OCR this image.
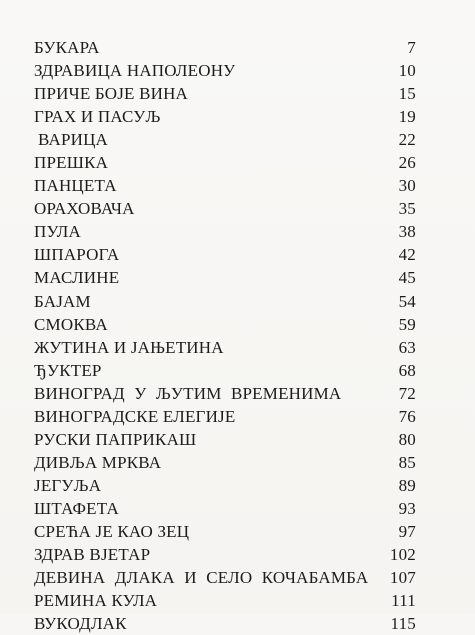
БУКАРА	7
ЗДРАВИЦА НАПОЛЕОНУ	10
ПРИЧЕ БОЈЕ ВИНА	15
ГРАХ И ПАСУЉ	19
ВАРИЦА	22
ПРЕШКА	26
ПАНЦЕТА	30
ОРАХОВАЧА	35
ПУЛА	38
ШПАРОГА	42
МАСЛИНЕ	45
БАЈАМ	54
СМОКВА	59
ЖУТИНА И ЈАЊЕТИНА	63
ЂУКТЕР	68
ВИНОГРАД У ЉУТИМ ВРЕМЕНИМА	72
ВИНОГРАДСКЕ ЕЛЕГИЈЕ	76
РУСКИ ПАПРИКАШ	80
ДИВЉА МРКВА	85
ЈЕГУЉА	89
ШТАФЕТА	93
СРЕЋА ЈЕ КАО ЗЕЦ	97
ЗДРАВ ВЈЕТАР	102
ДЕВИНА ДЛАКА И СЕЛО КОЧАБАМБА 107
РЕМИНА КУЛА	111
ВУКОДЛАК	115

WORK REQUIRED> Can you repeat every record above exactly, apart from the pictures?

IN RESPONSE>
OCR this image.
БУКАРА	7
ЗДРАВИЦА НАПОЛЕОНУ	10
ПРИЧЕ БОЈЕ ВИНА	15
ГРАХ И ПАСУЉ	19
ВАРИЦА	22
ПРЕШКА	26
ПАНЦЕТА	30
ОРАХОВАЧА	35
ПУЛА	38
ШПАРОГА	42
МАСЛИНЕ	45
БАЈАМ	54
СМОКВА	59
ЖУТИНА И ЈАЊЕТИНА	63
ЂУКТЕР	68
ВИНОГРАД У ЉУТИМ ВРЕМЕНИМА	72
ВИНОГРАДСКЕ ЕЛЕГИЈЕ	76
РУСКИ ПАПРИКАШ	80
ДИВЉА МРКВА	85
ЈЕГУЉА	89
ШТАФЕТА	93
СРЕЋА ЈЕ КАО ЗЕЦ	97
ЗДРАВ ВЈЕТАР	102
ДЕВИНА ДЛАКА И СЕЛО КОЧАБАМБА 107
РЕМИНА КУЛА	111
ВУКОДЛАК	115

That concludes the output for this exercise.